** Start of Records supplied **
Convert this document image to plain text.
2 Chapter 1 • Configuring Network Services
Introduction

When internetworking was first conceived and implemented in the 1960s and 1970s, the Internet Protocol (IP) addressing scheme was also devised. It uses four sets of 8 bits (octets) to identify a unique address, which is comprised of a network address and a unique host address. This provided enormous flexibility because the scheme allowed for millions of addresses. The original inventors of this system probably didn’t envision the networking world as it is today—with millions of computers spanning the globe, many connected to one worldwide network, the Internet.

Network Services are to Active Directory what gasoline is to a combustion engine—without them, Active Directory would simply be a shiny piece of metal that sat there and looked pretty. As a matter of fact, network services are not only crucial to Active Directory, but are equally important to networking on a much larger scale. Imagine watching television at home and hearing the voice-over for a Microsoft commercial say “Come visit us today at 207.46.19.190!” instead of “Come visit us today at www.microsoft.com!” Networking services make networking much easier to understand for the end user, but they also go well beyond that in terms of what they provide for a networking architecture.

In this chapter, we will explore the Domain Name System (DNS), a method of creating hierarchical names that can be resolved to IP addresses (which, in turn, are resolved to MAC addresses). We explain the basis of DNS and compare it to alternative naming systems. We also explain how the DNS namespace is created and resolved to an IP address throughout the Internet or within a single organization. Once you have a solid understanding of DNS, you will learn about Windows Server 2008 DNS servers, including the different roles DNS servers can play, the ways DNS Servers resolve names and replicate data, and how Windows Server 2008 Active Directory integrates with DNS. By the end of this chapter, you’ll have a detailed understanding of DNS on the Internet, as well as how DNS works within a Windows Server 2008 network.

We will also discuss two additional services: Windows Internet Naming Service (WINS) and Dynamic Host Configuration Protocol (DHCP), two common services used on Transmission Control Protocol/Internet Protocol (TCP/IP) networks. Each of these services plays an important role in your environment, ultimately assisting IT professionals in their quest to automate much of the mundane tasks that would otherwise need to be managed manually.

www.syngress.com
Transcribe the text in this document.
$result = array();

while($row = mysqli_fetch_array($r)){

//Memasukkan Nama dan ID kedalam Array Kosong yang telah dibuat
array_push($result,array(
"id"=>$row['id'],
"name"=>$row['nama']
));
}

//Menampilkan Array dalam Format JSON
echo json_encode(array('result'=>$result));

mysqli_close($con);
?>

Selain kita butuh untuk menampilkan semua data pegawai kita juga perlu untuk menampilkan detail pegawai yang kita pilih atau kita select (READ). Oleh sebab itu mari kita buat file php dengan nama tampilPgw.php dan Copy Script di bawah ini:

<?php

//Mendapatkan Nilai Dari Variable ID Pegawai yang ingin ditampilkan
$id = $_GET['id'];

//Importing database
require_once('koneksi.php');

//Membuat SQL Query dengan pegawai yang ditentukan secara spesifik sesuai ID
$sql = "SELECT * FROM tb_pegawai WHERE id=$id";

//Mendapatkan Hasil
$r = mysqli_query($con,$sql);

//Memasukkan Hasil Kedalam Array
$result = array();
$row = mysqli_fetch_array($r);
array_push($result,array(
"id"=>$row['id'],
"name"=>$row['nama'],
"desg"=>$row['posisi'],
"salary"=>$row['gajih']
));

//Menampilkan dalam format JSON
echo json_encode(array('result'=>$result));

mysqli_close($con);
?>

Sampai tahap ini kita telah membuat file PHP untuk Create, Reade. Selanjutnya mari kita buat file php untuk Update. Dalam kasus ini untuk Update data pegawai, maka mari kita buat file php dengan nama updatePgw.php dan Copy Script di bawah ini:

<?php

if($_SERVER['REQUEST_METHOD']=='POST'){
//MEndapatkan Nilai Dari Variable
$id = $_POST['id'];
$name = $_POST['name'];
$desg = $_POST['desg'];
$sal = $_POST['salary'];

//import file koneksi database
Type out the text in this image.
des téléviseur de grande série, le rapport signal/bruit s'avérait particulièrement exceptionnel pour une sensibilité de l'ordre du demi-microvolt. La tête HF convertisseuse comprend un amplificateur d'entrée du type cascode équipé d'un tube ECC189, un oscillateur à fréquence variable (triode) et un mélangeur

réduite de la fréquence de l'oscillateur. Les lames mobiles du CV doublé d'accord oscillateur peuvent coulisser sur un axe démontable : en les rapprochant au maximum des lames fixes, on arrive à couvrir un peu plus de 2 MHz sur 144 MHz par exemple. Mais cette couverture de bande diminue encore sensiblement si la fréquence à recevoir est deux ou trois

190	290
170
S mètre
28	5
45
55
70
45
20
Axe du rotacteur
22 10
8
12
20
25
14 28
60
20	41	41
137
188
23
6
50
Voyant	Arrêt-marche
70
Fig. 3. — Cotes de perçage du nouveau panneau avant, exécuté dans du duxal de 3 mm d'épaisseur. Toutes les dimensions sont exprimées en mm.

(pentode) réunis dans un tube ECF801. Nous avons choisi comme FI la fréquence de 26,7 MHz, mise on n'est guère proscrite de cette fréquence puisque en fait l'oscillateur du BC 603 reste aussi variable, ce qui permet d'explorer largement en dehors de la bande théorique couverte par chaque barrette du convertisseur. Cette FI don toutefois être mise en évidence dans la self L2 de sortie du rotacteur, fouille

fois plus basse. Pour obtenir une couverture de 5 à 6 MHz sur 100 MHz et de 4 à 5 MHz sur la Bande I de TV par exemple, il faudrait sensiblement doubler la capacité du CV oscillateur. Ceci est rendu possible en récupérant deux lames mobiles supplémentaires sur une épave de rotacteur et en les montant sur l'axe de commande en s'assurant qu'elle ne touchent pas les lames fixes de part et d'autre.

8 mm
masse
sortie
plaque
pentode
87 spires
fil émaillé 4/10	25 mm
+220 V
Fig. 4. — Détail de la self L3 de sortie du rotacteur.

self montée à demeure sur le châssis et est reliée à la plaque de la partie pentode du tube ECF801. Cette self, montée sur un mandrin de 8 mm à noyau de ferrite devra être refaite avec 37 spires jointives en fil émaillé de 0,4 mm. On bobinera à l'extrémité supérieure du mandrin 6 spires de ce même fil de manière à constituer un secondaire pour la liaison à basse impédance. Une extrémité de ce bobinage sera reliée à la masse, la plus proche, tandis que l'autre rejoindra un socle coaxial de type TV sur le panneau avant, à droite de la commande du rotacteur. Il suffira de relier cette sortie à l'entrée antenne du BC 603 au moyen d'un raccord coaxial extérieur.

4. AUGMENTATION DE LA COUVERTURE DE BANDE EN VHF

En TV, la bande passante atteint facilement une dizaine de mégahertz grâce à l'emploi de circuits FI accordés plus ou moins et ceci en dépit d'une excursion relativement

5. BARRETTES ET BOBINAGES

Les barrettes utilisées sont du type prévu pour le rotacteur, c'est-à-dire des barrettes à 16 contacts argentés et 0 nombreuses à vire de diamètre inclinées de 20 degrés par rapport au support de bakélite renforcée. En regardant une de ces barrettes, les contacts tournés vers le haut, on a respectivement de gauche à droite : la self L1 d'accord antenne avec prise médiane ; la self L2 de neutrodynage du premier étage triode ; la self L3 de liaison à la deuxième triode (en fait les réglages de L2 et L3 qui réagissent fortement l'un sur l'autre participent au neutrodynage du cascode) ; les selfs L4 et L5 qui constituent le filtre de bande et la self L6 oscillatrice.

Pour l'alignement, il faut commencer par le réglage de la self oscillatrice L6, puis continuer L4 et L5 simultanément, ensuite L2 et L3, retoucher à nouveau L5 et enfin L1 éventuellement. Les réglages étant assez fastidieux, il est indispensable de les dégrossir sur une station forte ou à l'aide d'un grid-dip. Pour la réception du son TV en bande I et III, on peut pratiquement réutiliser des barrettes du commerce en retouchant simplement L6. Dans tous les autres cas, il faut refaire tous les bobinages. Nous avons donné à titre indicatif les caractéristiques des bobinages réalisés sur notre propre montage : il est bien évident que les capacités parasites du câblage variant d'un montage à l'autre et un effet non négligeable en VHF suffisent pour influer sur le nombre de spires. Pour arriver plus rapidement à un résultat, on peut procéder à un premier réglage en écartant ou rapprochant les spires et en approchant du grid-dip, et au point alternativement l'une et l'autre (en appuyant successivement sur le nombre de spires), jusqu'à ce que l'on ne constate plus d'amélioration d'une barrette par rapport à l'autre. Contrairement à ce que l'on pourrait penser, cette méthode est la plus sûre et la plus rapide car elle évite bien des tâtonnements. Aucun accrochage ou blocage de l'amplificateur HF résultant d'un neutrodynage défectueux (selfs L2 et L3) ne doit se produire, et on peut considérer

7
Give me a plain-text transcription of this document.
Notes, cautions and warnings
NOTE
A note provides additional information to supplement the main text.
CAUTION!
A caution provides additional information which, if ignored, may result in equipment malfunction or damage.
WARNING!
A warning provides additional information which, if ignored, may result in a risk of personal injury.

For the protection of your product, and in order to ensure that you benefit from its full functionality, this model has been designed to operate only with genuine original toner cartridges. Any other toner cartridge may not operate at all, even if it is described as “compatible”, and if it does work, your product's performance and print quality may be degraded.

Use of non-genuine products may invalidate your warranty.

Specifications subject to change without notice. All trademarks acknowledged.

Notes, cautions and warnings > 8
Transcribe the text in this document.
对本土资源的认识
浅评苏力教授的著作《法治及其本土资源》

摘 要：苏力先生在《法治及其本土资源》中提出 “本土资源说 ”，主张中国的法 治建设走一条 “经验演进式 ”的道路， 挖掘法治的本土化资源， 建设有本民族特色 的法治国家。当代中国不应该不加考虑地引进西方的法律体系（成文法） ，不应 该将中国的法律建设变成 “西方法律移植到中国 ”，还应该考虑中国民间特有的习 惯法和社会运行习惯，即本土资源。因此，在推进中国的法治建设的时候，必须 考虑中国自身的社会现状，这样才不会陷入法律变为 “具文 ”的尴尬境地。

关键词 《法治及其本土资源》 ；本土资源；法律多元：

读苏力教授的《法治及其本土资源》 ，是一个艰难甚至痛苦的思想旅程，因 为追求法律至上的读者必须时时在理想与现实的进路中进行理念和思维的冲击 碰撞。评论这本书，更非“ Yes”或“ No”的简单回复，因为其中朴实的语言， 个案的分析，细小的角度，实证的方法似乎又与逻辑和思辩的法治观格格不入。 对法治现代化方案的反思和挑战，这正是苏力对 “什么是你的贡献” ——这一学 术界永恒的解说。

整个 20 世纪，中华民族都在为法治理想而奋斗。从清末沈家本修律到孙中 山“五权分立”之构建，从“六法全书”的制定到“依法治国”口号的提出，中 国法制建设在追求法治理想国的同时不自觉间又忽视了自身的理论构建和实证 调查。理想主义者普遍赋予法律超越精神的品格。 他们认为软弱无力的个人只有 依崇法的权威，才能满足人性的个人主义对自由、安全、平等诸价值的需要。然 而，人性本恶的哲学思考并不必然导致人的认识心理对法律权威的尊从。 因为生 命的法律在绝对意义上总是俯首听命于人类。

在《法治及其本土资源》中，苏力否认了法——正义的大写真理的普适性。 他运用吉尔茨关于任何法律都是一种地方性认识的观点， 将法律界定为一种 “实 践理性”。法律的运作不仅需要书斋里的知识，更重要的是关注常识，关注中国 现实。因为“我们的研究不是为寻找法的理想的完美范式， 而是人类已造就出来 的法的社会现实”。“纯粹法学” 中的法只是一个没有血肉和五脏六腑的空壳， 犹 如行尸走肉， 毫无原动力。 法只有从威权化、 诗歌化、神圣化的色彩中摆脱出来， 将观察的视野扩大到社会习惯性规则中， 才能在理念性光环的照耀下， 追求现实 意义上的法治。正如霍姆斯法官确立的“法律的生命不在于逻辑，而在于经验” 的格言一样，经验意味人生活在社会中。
** End of Records supplied **
Challenge
From the records given above, copy all lines containing "Hasil".

Response to the task
//Mendapatkan Hasil
//Memasukkan Hasil Kedalam Array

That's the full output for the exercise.